[SHORT PROBLEM]:
Output the records from the very start through the line containing "table-cell-text: 4685 MIPS" as a JSON list of strings, with one string per line and blank lines left out.

[start of EXERCISE INPUTS]

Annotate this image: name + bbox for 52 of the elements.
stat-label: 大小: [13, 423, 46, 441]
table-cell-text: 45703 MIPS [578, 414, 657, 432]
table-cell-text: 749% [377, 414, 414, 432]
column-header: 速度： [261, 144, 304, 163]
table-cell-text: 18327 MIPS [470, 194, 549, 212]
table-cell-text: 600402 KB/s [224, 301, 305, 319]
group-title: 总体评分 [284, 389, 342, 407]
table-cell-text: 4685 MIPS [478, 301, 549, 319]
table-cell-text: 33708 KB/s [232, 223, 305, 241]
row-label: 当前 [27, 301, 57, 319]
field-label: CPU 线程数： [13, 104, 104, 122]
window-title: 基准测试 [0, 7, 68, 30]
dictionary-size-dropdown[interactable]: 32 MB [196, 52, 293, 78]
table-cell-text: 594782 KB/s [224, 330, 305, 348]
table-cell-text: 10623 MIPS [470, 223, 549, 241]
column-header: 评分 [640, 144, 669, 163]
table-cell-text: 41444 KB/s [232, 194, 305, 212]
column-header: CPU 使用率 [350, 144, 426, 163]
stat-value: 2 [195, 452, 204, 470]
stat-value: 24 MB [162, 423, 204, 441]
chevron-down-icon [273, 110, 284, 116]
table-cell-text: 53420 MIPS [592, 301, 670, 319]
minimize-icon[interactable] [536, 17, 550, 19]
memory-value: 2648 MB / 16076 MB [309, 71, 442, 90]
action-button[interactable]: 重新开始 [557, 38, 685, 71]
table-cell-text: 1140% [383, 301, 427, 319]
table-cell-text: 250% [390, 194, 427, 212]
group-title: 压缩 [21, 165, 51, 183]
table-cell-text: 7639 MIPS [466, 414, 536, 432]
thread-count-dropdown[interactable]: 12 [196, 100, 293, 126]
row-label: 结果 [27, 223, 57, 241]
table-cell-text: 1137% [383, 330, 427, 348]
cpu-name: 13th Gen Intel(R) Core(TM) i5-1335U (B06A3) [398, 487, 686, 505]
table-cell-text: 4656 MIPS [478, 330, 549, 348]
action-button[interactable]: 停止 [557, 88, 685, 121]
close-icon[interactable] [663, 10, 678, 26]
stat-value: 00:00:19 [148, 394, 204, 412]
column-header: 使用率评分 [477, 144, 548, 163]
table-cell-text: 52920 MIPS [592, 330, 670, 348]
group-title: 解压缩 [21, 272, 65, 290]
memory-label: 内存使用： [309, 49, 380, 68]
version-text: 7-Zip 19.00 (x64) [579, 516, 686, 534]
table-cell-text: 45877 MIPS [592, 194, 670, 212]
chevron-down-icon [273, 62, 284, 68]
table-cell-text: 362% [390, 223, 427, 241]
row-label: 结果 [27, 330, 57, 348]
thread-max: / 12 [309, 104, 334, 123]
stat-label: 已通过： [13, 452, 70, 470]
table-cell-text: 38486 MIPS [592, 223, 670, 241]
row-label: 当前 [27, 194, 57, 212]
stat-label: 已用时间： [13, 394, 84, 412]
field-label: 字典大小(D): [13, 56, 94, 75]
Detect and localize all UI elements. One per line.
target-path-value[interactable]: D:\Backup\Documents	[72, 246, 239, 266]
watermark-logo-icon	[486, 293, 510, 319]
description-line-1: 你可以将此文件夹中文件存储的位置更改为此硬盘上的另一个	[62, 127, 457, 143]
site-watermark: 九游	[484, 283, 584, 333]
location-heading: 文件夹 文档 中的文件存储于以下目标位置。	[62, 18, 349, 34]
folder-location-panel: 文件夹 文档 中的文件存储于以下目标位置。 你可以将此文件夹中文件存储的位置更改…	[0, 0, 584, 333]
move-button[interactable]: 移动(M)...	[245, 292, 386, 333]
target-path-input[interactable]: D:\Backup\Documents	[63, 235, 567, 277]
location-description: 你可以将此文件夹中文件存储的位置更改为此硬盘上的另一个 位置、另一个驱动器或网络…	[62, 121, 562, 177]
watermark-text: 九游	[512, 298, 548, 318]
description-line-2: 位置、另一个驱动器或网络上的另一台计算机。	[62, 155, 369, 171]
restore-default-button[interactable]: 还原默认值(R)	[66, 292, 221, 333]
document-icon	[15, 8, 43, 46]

[end of EXERCISE INPUTS]

[RESPONSE BELOW]:
[
  "Annotate this image: name + bbox for 52 of the elements.",
  "stat-label: 大小: [13, 423, 46, 441]",
  "table-cell-text: 45703 MIPS [578, 414, 657, 432]",
  "table-cell-text: 749% [377, 414, 414, 432]",
  "column-header: 速度： [261, 144, 304, 163]",
  "table-cell-text: 18327 MIPS [470, 194, 549, 212]",
  "table-cell-text: 600402 KB/s [224, 301, 305, 319]",
  "group-title: 总体评分 [284, 389, 342, 407]",
  "table-cell-text: 4685 MIPS [478, 301, 549, 319]"
]